:: Written exercise ::
Scan the lines below for the string "требований" and report how many lines contain it, giving only the number.

Collected data entries

(begin)

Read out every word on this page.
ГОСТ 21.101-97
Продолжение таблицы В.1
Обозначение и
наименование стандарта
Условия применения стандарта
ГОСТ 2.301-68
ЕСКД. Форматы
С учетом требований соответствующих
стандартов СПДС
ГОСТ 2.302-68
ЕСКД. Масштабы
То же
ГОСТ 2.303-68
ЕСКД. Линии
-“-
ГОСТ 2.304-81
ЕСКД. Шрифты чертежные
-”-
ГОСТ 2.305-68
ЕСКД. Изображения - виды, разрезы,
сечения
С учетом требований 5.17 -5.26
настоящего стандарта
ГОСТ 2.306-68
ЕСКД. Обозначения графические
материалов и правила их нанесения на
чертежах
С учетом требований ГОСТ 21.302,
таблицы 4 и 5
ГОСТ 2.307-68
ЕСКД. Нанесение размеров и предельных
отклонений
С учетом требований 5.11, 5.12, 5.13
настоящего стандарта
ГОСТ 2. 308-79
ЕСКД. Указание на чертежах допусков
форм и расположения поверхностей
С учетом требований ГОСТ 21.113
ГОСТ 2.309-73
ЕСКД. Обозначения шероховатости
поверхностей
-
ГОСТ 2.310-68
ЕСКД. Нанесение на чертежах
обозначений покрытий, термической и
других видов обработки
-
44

(end)

:: Result of this task ::
5